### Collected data
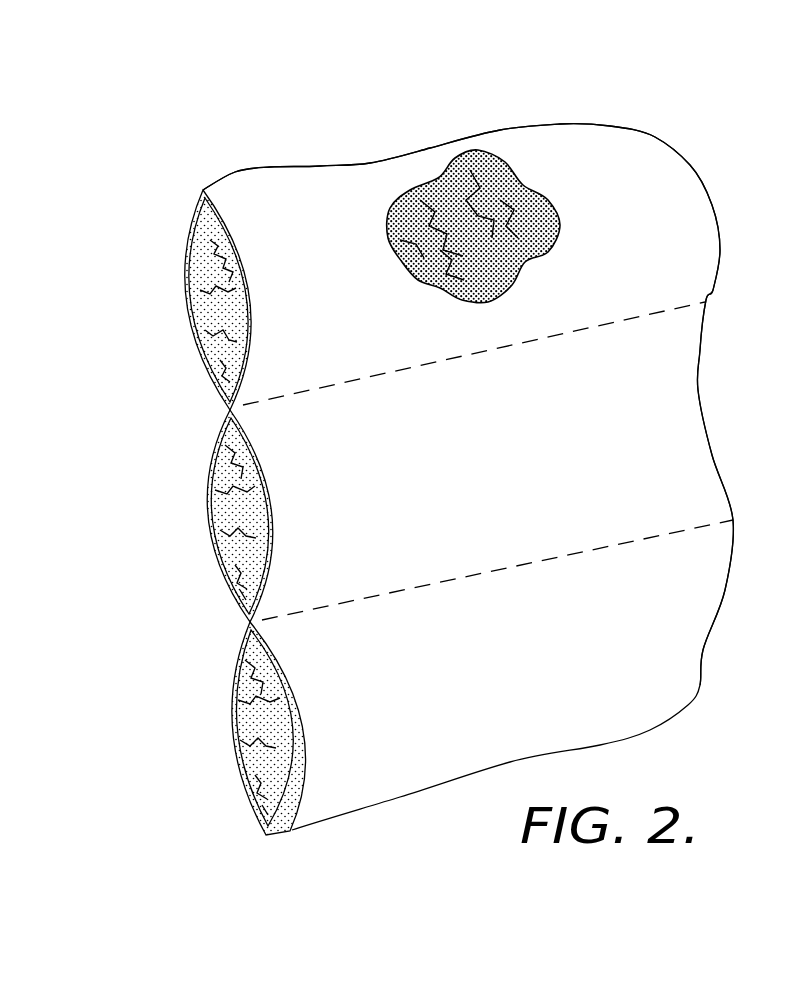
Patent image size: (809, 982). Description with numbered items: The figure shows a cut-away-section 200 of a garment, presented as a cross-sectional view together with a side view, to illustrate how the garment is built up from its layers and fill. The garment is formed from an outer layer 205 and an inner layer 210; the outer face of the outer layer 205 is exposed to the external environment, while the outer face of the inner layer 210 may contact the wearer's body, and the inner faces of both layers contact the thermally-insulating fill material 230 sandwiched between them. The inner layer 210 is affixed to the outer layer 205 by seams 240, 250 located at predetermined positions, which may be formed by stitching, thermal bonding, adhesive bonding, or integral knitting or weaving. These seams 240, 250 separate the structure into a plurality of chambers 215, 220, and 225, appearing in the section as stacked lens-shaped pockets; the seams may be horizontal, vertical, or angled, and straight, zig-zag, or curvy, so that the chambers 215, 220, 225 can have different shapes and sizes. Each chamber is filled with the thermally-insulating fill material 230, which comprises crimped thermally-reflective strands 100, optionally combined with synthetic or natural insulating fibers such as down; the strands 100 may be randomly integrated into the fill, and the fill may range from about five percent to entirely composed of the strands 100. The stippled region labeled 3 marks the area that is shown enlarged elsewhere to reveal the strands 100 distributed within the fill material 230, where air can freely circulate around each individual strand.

The cut-away-section 200 is at (619, 58).
The inner layer 210 is at (271, 200).
The chamber 215 is at (647, 163).
The chamber 220 is at (676, 390).
The chamber 225 is at (690, 615).
The seam 240 is at (666, 310).
The seam 250 is at (690, 522).
The particulate material / stippled region 3 is at (487, 152).
The outer layer 205 is at (186, 298).
The thermally-reflective strands 100 is at (224, 561).
The thermally-insulating fill material 230 is at (250, 618).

### DIRECTIONS
Output every line of the answers to these records as a JSON list of strings, one string per line, with blank lines skipped. Do not include the pictures.

### THE RESULT
[
  "Patent image size: (809, 982). Description with numbered items: The figure shows a cut-away-section 200 of a garment, presented as a cross-sectional view together with a side view, to illustrate how the garment is built up from its layers and fill. The garment is formed from an outer layer 205 and an inner layer 210; the outer face of the outer layer 205 is exposed to the external environment, while the outer face of the inner layer 210 may contact the wearer's body, and the inner faces of both layers contact the thermally-insulating fill material 230 sandwiched between them. The inner layer 210 is affixed to the outer layer 205 by seams 240, 250 located at predetermined positions, which may be formed by stitching, thermal bonding, adhesive bonding, or integral knitting or weaving. These seams 240, 250 separate the structure into a plurality of chambers 215, 220, and 225, appearing in the section as stacked lens-shaped pockets; the seams may be horizontal, vertical, or angled, and straight, zig-zag, or curvy, so that the chambers 215, 220, 225 can have different shapes and sizes. Each chamber is filled with the thermally-insulating fill material 230, which comprises crimped thermally-reflective strands 100, optionally combined with synthetic or natural insulating fibers such as down; the strands 100 may be randomly integrated into the fill, and the fill may range from about five percent to entirely composed of the strands 100. The stippled region labeled 3 marks the area that is shown enlarged elsewhere to reveal the strands 100 distributed within the fill material 230, where air can freely circulate around each individual strand.",
  "The cut-away-section 200 is at (619, 58).",
  "The inner layer 210 is at (271, 200).",
  "The chamber 215 is at (647, 163).",
  "The chamber 220 is at (676, 390).",
  "The chamber 225 is at (690, 615).",
  "The seam 240 is at (666, 310).",
  "The seam 250 is at (690, 522).",
  "The particulate material / stippled region 3 is at (487, 152).",
  "The outer layer 205 is at (186, 298).",
  "The thermally-reflective strands 100 is at (224, 561).",
  "The thermally-insulating fill material 230 is at (250, 618)."
]